* What this task involves
Each line containing the word "observations" must be reported.

# START OF Data provided

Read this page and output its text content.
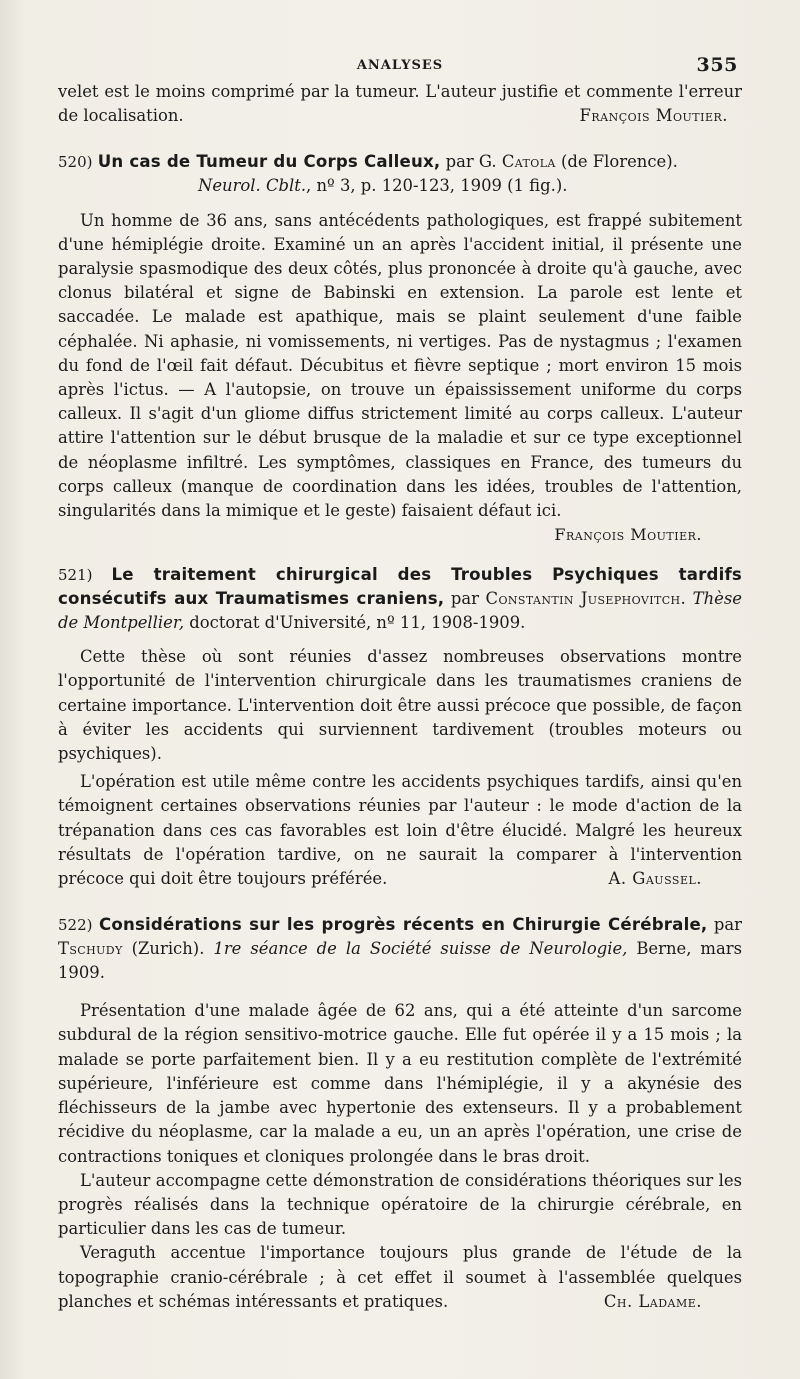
ANALYSES	355

velet est le moins comprimé par la tumeur. L'auteur justifie et commente l'erreur de localisation.	François Moutier.

520) Un cas de Tumeur du Corps Calleux, par G. Catola (de Florence).

Neurol. Cblt., nº 3, p. 120-123, 1909 (1 fig.).

Un homme de 36 ans, sans antécédents pathologiques, est frappé subitement d'une hémiplégie droite. Examiné un an après l'accident initial, il présente une paralysie spasmodique des deux côtés, plus prononcée à droite qu'à gauche, avec clonus bilatéral et signe de Babinski en extension. La parole est lente et saccadée. Le malade est apathique, mais se plaint seulement d'une faible céphalée. Ni aphasie, ni vomissements, ni vertiges. Pas de nystagmus ; l'examen du fond de l'œil fait défaut. Décubitus et fièvre septique ; mort environ 15 mois après l'ictus. — A l'autopsie, on trouve un épaississement uniforme du corps calleux. Il s'agit d'un gliome diffus strictement limité au corps calleux. L'auteur attire l'attention sur le début brusque de la maladie et sur ce type exceptionnel de néoplasme infiltré. Les symptômes, classiques en France, des tumeurs du corps calleux (manque de coordination dans les idées, troubles de l'attention, singularités dans la mimique et le geste) faisaient défaut ici.

François Moutier.

521) Le traitement chirurgical des Troubles Psychiques tardifs consécutifs aux Traumatismes craniens, par Constantin Jusephovitch. Thèse de Montpellier, doctorat d'Université, nº 11, 1908-1909.

Cette thèse où sont réunies d'assez nombreuses observations montre l'opportunité de l'intervention chirurgicale dans les traumatismes craniens de certaine importance. L'intervention doit être aussi précoce que possible, de façon à éviter les accidents qui surviennent tardivement (troubles moteurs ou psychiques).

L'opération est utile même contre les accidents psychiques tardifs, ainsi qu'en témoignent certaines observations réunies par l'auteur : le mode d'action de la trépanation dans ces cas favorables est loin d'être élucidé. Malgré les heureux résultats de l'opération tardive, on ne saurait la comparer à l'intervention précoce qui doit être toujours préférée.	A. Gaussel.

522) Considérations sur les progrès récents en Chirurgie Cérébrale, par Tschudy (Zurich). 1re séance de la Société suisse de Neurologie, Berne, mars 1909.

Présentation d'une malade âgée de 62 ans, qui a été atteinte d'un sarcome subdural de la région sensitivo-motrice gauche. Elle fut opérée il y a 15 mois ; la malade se porte parfaitement bien. Il y a eu restitution complète de l'extrémité supérieure, l'inférieure est comme dans l'hémiplégie, il y a akynésie des fléchisseurs de la jambe avec hypertonie des extenseurs. Il y a probablement récidive du néoplasme, car la malade a eu, un an après l'opération, une crise de contractions toniques et cloniques prolongée dans le bras droit.

L'auteur accompagne cette démonstration de considérations théoriques sur les progrès réalisés dans la technique opératoire de la chirurgie cérébrale, en particulier dans les cas de tumeur.

Veraguth accentue l'importance toujours plus grande de l'étude de la topographie cranio-cérébrale ; à cet effet il soumet à l'assemblée quelques planches et schémas intéressants et pratiques.	Ch. Ladame.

# END OF Data provided

* Complete response
Cette thèse où sont réunies d'assez nombreuses observations montre l'opportunité de l'intervention chirurgicale dans les traumatismes craniens de certaine importance. L'intervention doit être aussi précoce que possible, de façon à éviter les accidents qui surviennent tardivement (troubles moteurs ou psychiques).
L'opération est utile même contre les accidents psychiques tardifs, ainsi qu'en témoignent certaines observations réunies par l'auteur : le mode d'action de la trépanation dans ces cas favorables est loin d'être élucidé. Malgré les heureux résultats de l'opération tardive, on ne saurait la comparer à l'intervention précoce qui doit être toujours préférée.	A. Gaussel.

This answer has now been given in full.